What is required: Count every line that holds the string "automates", then give that number alone.

Input data:
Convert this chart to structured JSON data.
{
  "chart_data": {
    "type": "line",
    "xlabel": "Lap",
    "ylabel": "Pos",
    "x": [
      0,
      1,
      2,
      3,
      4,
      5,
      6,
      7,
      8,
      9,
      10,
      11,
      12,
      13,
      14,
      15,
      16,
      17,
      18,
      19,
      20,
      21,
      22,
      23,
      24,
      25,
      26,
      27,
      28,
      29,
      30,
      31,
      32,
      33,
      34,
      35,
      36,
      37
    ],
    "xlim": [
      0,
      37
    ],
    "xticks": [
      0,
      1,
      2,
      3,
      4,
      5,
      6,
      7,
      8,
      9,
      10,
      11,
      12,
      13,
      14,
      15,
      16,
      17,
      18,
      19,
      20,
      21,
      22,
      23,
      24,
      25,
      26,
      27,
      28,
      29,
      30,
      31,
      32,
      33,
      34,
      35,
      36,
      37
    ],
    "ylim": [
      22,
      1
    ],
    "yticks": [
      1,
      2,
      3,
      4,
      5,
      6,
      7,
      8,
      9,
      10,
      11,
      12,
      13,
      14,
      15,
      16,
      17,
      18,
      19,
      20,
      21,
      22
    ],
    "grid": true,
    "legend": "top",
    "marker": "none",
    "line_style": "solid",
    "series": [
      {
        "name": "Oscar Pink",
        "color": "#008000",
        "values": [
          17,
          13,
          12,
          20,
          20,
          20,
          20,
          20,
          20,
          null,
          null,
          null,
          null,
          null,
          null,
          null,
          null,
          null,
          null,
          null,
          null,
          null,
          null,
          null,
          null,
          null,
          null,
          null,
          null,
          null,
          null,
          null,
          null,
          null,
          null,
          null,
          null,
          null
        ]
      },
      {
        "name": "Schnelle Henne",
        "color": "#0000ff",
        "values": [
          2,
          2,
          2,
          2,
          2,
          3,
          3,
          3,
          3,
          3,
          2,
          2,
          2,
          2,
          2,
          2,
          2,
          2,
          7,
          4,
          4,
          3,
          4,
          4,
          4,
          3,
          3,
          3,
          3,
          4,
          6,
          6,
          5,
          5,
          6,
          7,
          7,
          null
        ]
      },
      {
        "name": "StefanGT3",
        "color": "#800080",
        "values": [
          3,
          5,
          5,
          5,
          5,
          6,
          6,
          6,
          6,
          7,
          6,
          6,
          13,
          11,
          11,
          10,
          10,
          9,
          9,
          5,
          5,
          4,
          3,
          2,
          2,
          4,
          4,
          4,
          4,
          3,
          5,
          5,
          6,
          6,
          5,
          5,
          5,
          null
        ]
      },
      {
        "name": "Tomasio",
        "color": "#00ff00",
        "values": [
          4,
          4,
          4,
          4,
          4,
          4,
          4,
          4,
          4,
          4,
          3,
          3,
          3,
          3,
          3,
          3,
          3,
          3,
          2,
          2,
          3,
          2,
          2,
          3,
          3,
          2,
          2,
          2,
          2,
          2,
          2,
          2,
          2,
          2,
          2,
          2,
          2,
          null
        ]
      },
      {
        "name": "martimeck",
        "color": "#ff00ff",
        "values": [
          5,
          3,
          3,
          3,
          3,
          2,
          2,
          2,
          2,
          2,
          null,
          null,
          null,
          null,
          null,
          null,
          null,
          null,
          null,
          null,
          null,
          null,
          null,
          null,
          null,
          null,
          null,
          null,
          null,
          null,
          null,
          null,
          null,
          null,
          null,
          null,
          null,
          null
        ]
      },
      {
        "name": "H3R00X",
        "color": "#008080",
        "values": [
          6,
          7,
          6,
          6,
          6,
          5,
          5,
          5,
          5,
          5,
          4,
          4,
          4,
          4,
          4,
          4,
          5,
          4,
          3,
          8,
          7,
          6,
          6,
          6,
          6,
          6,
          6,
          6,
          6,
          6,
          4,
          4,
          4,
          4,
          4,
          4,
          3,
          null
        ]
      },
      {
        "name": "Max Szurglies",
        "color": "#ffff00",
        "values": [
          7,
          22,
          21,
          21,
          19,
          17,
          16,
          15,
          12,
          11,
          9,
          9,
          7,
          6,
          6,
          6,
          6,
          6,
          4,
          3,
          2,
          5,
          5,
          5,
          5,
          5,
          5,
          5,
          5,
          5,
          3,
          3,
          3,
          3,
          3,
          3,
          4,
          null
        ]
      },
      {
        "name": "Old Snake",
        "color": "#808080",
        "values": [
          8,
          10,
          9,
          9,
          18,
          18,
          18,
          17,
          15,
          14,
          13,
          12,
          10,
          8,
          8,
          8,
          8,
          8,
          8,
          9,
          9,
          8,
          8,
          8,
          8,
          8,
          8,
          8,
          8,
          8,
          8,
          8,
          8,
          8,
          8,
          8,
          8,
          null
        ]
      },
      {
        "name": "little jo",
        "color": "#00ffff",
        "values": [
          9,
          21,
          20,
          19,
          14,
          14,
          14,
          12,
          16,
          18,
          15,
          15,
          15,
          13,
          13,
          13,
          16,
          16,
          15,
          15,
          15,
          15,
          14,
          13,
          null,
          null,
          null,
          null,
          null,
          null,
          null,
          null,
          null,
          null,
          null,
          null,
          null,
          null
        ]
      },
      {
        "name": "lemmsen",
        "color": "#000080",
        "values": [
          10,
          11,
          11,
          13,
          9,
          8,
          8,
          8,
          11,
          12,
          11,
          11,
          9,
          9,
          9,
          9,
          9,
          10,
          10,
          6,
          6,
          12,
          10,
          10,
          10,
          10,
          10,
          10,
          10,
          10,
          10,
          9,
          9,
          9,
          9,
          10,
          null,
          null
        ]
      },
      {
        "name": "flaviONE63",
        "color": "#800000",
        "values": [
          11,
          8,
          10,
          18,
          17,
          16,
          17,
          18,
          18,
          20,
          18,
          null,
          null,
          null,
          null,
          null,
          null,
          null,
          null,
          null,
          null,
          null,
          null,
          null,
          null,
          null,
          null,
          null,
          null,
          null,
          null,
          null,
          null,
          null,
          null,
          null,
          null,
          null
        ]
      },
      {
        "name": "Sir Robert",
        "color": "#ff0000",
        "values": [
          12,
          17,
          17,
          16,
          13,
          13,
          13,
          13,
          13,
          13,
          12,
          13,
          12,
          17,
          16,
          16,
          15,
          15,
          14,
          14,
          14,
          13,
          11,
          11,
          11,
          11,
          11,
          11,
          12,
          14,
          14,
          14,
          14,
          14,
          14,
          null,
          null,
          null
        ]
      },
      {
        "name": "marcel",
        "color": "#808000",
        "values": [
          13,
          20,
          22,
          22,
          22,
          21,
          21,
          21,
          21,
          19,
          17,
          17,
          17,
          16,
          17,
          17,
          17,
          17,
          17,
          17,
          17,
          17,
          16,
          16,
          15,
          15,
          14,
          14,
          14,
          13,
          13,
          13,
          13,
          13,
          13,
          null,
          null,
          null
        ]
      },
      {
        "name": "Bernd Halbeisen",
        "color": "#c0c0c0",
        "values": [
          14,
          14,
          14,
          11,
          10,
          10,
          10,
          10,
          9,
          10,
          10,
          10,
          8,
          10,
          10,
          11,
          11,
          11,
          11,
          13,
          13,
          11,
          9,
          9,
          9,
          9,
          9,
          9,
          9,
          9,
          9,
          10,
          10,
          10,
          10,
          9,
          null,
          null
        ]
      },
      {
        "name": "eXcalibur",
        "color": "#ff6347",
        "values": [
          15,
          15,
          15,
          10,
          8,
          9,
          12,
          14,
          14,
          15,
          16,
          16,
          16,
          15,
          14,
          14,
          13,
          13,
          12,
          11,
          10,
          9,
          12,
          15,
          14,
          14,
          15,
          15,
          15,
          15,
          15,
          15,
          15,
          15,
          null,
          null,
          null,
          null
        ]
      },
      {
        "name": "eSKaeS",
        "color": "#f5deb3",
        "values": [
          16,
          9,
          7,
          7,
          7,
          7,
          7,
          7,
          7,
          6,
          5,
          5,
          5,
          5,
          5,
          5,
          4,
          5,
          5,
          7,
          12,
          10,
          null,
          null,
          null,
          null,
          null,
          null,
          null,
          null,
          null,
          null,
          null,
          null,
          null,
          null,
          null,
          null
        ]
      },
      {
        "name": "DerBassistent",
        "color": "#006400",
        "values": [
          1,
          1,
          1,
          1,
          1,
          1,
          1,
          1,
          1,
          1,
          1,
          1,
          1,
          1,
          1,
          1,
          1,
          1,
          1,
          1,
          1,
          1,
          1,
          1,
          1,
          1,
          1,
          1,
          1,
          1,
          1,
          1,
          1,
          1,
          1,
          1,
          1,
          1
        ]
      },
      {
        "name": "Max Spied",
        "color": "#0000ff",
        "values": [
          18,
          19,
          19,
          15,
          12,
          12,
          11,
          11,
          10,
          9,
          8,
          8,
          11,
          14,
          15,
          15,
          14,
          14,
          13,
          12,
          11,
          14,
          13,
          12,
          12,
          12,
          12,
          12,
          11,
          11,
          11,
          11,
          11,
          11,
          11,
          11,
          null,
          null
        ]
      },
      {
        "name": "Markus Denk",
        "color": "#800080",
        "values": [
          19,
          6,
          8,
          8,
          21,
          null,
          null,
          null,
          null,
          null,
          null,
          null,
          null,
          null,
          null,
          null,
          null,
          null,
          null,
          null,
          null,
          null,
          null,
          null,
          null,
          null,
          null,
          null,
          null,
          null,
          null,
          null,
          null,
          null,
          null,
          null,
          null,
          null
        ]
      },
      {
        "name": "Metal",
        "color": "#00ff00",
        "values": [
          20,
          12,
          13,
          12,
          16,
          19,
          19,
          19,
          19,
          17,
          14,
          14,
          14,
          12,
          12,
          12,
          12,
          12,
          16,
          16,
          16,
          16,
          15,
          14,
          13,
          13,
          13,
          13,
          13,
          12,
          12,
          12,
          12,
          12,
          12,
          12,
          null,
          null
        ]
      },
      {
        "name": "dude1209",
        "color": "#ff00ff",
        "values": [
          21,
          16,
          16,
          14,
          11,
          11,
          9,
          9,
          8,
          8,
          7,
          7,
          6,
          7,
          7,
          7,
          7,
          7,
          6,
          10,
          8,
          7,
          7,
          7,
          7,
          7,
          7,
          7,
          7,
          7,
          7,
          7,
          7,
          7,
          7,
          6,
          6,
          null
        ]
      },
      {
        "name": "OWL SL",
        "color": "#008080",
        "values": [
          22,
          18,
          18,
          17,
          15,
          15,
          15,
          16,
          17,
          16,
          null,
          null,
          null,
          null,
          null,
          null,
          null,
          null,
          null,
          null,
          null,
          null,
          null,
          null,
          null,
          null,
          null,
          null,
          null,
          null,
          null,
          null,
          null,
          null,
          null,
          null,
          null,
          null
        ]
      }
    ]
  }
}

...

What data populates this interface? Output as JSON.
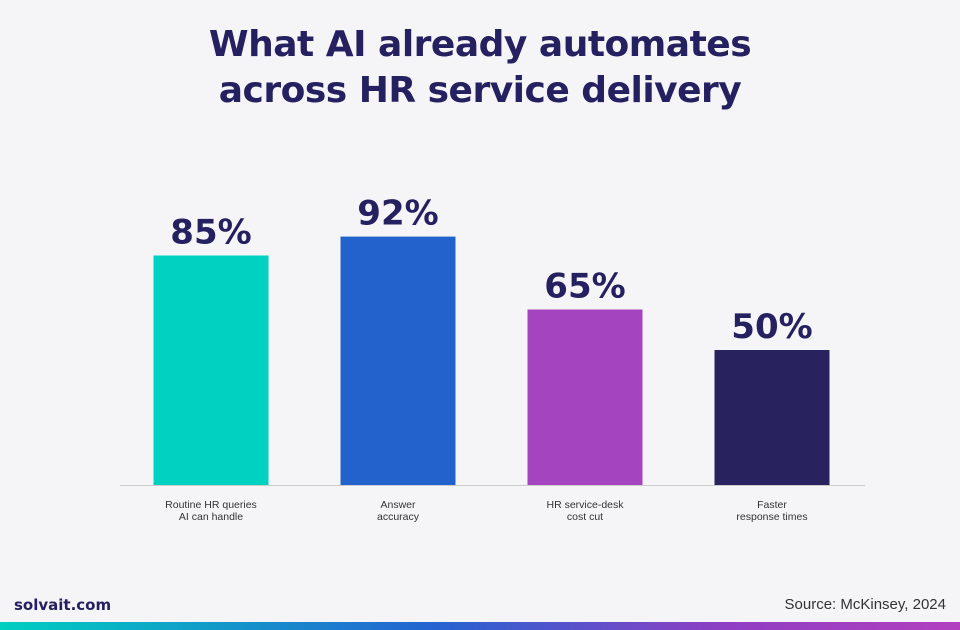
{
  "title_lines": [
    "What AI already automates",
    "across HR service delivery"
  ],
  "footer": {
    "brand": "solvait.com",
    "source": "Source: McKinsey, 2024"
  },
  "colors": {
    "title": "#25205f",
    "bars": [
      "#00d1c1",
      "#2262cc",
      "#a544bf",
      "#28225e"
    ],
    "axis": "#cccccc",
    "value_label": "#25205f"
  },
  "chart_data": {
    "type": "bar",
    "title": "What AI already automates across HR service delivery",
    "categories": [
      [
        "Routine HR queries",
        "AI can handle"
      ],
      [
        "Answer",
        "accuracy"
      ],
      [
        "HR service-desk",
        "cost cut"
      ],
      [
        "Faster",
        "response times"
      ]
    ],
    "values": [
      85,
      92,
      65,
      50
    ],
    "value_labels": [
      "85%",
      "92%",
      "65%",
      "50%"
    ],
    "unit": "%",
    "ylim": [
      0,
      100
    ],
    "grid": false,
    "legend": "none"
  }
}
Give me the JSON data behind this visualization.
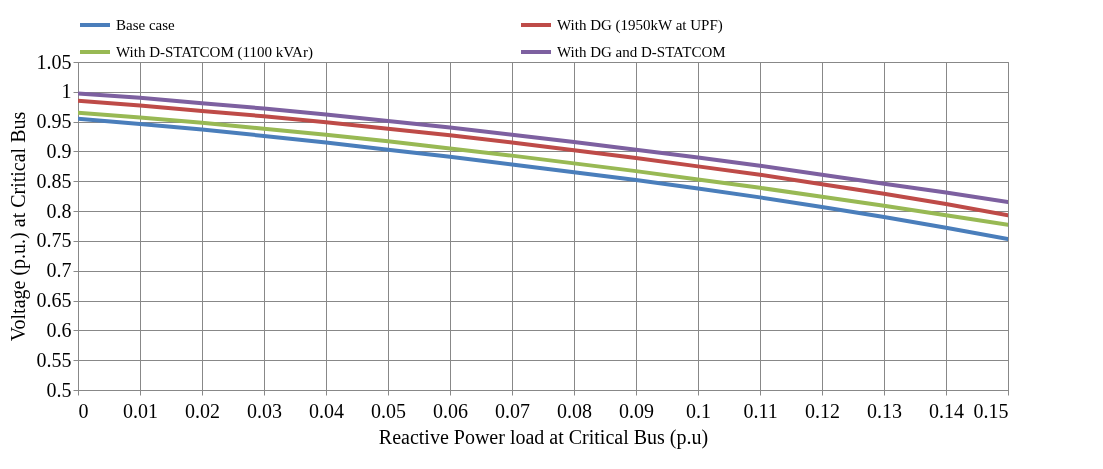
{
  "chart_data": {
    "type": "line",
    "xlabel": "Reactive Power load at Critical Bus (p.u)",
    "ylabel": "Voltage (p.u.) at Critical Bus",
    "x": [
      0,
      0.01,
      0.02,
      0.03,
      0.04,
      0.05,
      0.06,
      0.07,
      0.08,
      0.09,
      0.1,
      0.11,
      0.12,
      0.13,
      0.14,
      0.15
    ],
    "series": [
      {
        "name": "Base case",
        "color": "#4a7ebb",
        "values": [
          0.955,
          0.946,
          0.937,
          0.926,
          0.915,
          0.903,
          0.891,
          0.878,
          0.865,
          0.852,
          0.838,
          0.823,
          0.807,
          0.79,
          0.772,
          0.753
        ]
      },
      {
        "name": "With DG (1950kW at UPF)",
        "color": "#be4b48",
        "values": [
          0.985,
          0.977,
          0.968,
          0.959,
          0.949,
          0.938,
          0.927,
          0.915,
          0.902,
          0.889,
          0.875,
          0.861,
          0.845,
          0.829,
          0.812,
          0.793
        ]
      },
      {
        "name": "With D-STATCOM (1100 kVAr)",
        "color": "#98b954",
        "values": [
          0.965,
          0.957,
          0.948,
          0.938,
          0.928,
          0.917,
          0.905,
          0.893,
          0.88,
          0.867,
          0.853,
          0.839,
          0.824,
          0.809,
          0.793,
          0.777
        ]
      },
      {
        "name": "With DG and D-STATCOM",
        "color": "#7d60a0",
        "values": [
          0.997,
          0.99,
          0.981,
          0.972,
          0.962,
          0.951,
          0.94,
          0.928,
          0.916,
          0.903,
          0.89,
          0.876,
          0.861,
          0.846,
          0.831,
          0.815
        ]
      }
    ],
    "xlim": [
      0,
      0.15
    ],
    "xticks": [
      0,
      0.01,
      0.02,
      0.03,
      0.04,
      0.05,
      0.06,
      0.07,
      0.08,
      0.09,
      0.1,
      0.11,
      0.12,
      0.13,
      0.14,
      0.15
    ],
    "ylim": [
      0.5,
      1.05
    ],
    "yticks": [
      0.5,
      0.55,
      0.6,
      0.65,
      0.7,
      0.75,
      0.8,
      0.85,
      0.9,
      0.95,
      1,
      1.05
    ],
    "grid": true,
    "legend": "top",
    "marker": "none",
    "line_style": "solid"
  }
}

The result: 2